→ About this task
Extend the Abdelkader Morcely career profile shown below, picking up after its final line.

Segment Start: Text block

Abdelkader Morcely

Personal information
- Full name: Abdelkader Morcely
- Date of birth: September 17, 1995 (age 30)
- Place of birth: Sidi Bel Abbès, Algeria
- Height: 1.88 m (6 ft 2 in)
- Position: Goalkeeper

Team information
- Current team: CR Témouchent
- Number: 16

Senior career*
- Years: Team / Apps / (Gls)
- 2016–2017: FCB Frenda /  / (0)
- 2017–2018: O Médéa / 18 / (0)
- 2018–2019: MC Alger / 3 / (0)
- 2019–2021: USM Bel Abbès / 26 / (0)
- 2021–2022: MC El Eulma /  / (0)
- 2022–2023: HB Chelghoum Laïd / 7 / (0)
- 2023–2024: MC El Bayadh / 32 / (0)
- 2024–2025: Paradou AC / 5 / (0)
- 2025: JS Saoura / 1 / (0)

Segment End: Text block
Segment Start: The data

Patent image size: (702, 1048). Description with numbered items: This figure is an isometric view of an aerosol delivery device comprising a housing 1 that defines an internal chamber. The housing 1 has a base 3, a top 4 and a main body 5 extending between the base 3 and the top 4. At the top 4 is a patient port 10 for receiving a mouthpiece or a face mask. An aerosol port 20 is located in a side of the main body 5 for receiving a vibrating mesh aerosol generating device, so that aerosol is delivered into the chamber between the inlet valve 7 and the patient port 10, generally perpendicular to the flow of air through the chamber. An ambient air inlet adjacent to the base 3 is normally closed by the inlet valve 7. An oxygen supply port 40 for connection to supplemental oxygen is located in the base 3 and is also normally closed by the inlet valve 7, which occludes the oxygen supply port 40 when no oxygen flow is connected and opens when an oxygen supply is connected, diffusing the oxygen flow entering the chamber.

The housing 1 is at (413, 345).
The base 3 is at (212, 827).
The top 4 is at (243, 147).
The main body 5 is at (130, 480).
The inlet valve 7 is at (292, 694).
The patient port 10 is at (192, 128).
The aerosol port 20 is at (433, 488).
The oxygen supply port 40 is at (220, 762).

Segment End: The data

→ Result for this task
- 2025–2026: USM Khenchela / 6 / (0)
- 2026–: CR Témouchent / 0 / (0)

= Abdelkader Morcely =

Algerian footballer (born 1995)

Abdelkader Morcely (عبد القادر مرسلي; born September 17, 1995) is an Algerian footballer who plays as a goalkeeper for CR Témouchent.

== Career ==
In 2017–18 season, he played for Olympique de Médéa.
In June 2018, he joined MC Alger.
In July 2019, he signed for USM Bel Abbès.
In August 2022, he joined HB Chelghoum Laïd.
In February 2023, he signed for MC El Bayadh.
In July 2024, he joined Paradou AC.
In January 2025, he signed for MC El Bayadh.
In July 2025, he joined USM Khenchela.
On 9 July 2026, he joined CR Témouchent.